▶ [What you need to do]: All the data should come back exactly as it was given.

Collected data entries
☆ ☆ ☆ ☆ ☆ ☆ ☆
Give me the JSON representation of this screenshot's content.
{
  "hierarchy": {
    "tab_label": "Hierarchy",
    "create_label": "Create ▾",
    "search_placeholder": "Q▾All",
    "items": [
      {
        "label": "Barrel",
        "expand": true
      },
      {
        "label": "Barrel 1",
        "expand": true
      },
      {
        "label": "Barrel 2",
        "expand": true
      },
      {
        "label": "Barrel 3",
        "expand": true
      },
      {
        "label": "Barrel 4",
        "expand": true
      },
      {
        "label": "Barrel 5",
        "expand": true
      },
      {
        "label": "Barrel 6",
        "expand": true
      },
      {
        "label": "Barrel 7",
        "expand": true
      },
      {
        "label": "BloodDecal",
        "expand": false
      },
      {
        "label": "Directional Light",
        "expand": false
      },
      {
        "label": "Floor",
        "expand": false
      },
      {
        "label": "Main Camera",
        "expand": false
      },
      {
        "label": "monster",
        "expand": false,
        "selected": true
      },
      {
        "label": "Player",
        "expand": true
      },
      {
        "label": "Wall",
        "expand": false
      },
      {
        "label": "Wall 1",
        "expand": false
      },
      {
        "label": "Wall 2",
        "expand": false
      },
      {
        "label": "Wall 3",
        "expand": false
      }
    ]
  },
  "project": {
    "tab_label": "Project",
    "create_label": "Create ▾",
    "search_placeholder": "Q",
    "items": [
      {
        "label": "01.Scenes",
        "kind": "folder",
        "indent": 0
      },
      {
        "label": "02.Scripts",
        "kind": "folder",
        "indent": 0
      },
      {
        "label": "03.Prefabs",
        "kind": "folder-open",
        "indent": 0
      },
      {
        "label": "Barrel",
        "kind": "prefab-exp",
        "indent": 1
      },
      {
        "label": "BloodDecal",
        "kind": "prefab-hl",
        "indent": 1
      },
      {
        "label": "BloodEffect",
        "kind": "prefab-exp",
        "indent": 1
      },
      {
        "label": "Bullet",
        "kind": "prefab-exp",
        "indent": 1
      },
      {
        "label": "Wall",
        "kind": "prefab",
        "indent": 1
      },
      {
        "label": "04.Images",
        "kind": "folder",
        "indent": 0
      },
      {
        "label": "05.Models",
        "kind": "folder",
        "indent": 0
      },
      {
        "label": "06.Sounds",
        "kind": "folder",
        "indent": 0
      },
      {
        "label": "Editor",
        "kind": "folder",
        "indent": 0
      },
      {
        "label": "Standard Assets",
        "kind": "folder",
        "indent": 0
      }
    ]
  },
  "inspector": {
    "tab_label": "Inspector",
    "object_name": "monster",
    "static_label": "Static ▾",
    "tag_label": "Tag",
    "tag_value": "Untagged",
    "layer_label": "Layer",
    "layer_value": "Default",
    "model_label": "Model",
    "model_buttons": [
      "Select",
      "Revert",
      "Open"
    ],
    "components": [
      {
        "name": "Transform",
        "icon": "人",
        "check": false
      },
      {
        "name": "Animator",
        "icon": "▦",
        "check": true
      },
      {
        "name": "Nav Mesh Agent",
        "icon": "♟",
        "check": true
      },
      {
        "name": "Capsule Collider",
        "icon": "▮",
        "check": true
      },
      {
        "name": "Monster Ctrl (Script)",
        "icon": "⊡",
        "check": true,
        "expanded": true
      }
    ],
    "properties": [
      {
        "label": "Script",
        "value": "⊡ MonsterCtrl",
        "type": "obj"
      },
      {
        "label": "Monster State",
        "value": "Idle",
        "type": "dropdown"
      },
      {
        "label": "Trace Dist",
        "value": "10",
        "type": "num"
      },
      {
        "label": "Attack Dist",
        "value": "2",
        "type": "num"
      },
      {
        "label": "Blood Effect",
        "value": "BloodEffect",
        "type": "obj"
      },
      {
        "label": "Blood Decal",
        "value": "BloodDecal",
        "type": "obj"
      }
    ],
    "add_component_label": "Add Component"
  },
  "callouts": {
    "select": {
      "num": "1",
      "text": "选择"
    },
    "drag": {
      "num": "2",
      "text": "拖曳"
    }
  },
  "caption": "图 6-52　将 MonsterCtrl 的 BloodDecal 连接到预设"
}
☆ ☆ ☆ ☆ ☆ ☆ ☆
▶ [Written response]:
Give me the JSON representation of this screenshot's content.
{
  "hierarchy": {
    "tab_label": "Hierarchy",
    "create_label": "Create ▾",
    "search_placeholder": "Q▾All",
    "items": [
      {
        "label": "Barrel",
        "expand": true
      },
      {
        "label": "Barrel 1",
        "expand": true
      },
      {
        "label": "Barrel 2",
        "expand": true
      },
      {
        "label": "Barrel 3",
        "expand": true
      },
      {
        "label": "Barrel 4",
        "expand": true
      },
      {
        "label": "Barrel 5",
        "expand": true
      },
      {
        "label": "Barrel 6",
        "expand": true
      },
      {
        "label": "Barrel 7",
        "expand": true
      },
      {
        "label": "BloodDecal",
        "expand": false
      },
      {
        "label": "Directional Light",
        "expand": false
      },
      {
        "label": "Floor",
        "expand": false
      },
      {
        "label": "Main Camera",
        "expand": false
      },
      {
        "label": "monster",
        "expand": false,
        "selected": true
      },
      {
        "label": "Player",
        "expand": true
      },
      {
        "label": "Wall",
        "expand": false
      },
      {
        "label": "Wall 1",
        "expand": false
      },
      {
        "label": "Wall 2",
        "expand": false
      },
      {
        "label": "Wall 3",
        "expand": false
      }
    ]
  },
  "project": {
    "tab_label": "Project",
    "create_label": "Create ▾",
    "search_placeholder": "Q",
    "items": [
      {
        "label": "01.Scenes",
        "kind": "folder",
        "indent": 0
      },
      {
        "label": "02.Scripts",
        "kind": "folder",
        "indent": 0
      },
      {
        "label": "03.Prefabs",
        "kind": "folder-open",
        "indent": 0
      },
      {
        "label": "Barrel",
        "kind": "prefab-exp",
        "indent": 1
      },
      {
        "label": "BloodDecal",
        "kind": "prefab-hl",
        "indent": 1
      },
      {
        "label": "BloodEffect",
        "kind": "prefab-exp",
        "indent": 1
      },
      {
        "label": "Bullet",
        "kind": "prefab-exp",
        "indent": 1
      },
      {
        "label": "Wall",
        "kind": "prefab",
        "indent": 1
      },
      {
        "label": "04.Images",
        "kind": "folder",
        "indent": 0
      },
      {
        "label": "05.Models",
        "kind": "folder",
        "indent": 0
      },
      {
        "label": "06.Sounds",
        "kind": "folder",
        "indent": 0
      },
      {
        "label": "Editor",
        "kind": "folder",
        "indent": 0
      },
      {
        "label": "Standard Assets",
        "kind": "folder",
        "indent": 0
      }
    ]
  },
  "inspector": {
    "tab_label": "Inspector",
    "object_name": "monster",
    "static_label": "Static ▾",
    "tag_label": "Tag",
    "tag_value": "Untagged",
    "layer_label": "Layer",
    "layer_value": "Default",
    "model_label": "Model",
    "model_buttons": [
      "Select",
      "Revert",
      "Open"
    ],
    "components": [
      {
        "name": "Transform",
        "icon": "人",
        "check": false
      },
      {
        "name": "Animator",
        "icon": "▦",
        "check": true
      },
      {
        "name": "Nav Mesh Agent",
        "icon": "♟",
        "check": true
      },
      {
        "name": "Capsule Collider",
        "icon": "▮",
        "check": true
      },
      {
        "name": "Monster Ctrl (Script)",
        "icon": "⊡",
        "check": true,
        "expanded": true
      }
    ],
    "properties": [
      {
        "label": "Script",
        "value": "⊡ MonsterCtrl",
        "type": "obj"
      },
      {
        "label": "Monster State",
        "value": "Idle",
        "type": "dropdown"
      },
      {
        "label": "Trace Dist",
        "value": "10",
        "type": "num"
      },
      {
        "label": "Attack Dist",
        "value": "2",
        "type": "num"
      },
      {
        "label": "Blood Effect",
        "value": "BloodEffect",
        "type": "obj"
      },
      {
        "label": "Blood Decal",
        "value": "BloodDecal",
        "type": "obj"
      }
    ],
    "add_component_label": "Add Component"
  },
  "callouts": {
    "select": {
      "num": "1",
      "text": "选择"
    },
    "drag": {
      "num": "2",
      "text": "拖曳"
    }
  },
  "caption": "图 6-52　将 MonsterCtrl 的 BloodDecal 连接到预设"
}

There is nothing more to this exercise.